TASK TO COMPLETE :: Every line of the material below must be repeated exactly.

RECORDS FOR THIS TASK ::
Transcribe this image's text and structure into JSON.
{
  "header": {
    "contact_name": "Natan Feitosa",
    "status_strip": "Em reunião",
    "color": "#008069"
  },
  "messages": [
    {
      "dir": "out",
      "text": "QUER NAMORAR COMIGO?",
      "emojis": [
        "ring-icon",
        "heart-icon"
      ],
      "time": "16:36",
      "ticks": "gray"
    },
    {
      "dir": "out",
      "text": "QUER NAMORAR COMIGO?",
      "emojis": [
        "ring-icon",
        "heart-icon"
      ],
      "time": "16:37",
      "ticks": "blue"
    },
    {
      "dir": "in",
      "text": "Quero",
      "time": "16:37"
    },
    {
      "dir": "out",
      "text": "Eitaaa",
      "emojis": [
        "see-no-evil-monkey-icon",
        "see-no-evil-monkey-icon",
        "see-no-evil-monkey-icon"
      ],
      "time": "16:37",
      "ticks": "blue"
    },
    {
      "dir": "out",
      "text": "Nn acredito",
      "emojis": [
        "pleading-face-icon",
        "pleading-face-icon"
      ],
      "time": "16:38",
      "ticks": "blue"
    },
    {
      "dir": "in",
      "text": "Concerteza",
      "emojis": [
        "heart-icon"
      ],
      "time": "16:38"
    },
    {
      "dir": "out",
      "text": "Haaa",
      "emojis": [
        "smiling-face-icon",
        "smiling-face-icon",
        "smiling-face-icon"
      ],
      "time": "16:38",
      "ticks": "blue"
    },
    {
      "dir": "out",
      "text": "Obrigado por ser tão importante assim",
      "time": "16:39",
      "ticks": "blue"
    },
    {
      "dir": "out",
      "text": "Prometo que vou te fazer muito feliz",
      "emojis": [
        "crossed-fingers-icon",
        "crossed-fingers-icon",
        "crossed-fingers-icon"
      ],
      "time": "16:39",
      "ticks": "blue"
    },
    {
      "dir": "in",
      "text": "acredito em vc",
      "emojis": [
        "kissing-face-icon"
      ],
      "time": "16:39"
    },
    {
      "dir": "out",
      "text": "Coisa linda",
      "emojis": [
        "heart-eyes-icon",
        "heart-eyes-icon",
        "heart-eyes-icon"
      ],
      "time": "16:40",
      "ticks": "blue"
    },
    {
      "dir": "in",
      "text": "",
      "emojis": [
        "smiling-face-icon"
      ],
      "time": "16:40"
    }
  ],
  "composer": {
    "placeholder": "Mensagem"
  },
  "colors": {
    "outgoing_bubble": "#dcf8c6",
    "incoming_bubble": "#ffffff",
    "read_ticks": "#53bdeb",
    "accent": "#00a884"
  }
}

EXPECTED ANSWER ::
Transcribe this image's text and structure into JSON.
{
  "header": {
    "contact_name": "Natan Feitosa",
    "status_strip": "Em reunião",
    "color": "#008069"
  },
  "messages": [
    {
      "dir": "out",
      "text": "QUER NAMORAR COMIGO?",
      "emojis": [
        "ring-icon",
        "heart-icon"
      ],
      "time": "16:36",
      "ticks": "gray"
    },
    {
      "dir": "out",
      "text": "QUER NAMORAR COMIGO?",
      "emojis": [
        "ring-icon",
        "heart-icon"
      ],
      "time": "16:37",
      "ticks": "blue"
    },
    {
      "dir": "in",
      "text": "Quero",
      "time": "16:37"
    },
    {
      "dir": "out",
      "text": "Eitaaa",
      "emojis": [
        "see-no-evil-monkey-icon",
        "see-no-evil-monkey-icon",
        "see-no-evil-monkey-icon"
      ],
      "time": "16:37",
      "ticks": "blue"
    },
    {
      "dir": "out",
      "text": "Nn acredito",
      "emojis": [
        "pleading-face-icon",
        "pleading-face-icon"
      ],
      "time": "16:38",
      "ticks": "blue"
    },
    {
      "dir": "in",
      "text": "Concerteza",
      "emojis": [
        "heart-icon"
      ],
      "time": "16:38"
    },
    {
      "dir": "out",
      "text": "Haaa",
      "emojis": [
        "smiling-face-icon",
        "smiling-face-icon",
        "smiling-face-icon"
      ],
      "time": "16:38",
      "ticks": "blue"
    },
    {
      "dir": "out",
      "text": "Obrigado por ser tão importante assim",
      "time": "16:39",
      "ticks": "blue"
    },
    {
      "dir": "out",
      "text": "Prometo que vou te fazer muito feliz",
      "emojis": [
        "crossed-fingers-icon",
        "crossed-fingers-icon",
        "crossed-fingers-icon"
      ],
      "time": "16:39",
      "ticks": "blue"
    },
    {
      "dir": "in",
      "text": "acredito em vc",
      "emojis": [
        "kissing-face-icon"
      ],
      "time": "16:39"
    },
    {
      "dir": "out",
      "text": "Coisa linda",
      "emojis": [
        "heart-eyes-icon",
        "heart-eyes-icon",
        "heart-eyes-icon"
      ],
      "time": "16:40",
      "ticks": "blue"
    },
    {
      "dir": "in",
      "text": "",
      "emojis": [
        "smiling-face-icon"
      ],
      "time": "16:40"
    }
  ],
  "composer": {
    "placeholder": "Mensagem"
  },
  "colors": {
    "outgoing_bubble": "#dcf8c6",
    "incoming_bubble": "#ffffff",
    "read_ticks": "#53bdeb",
    "accent": "#00a884"
  }
}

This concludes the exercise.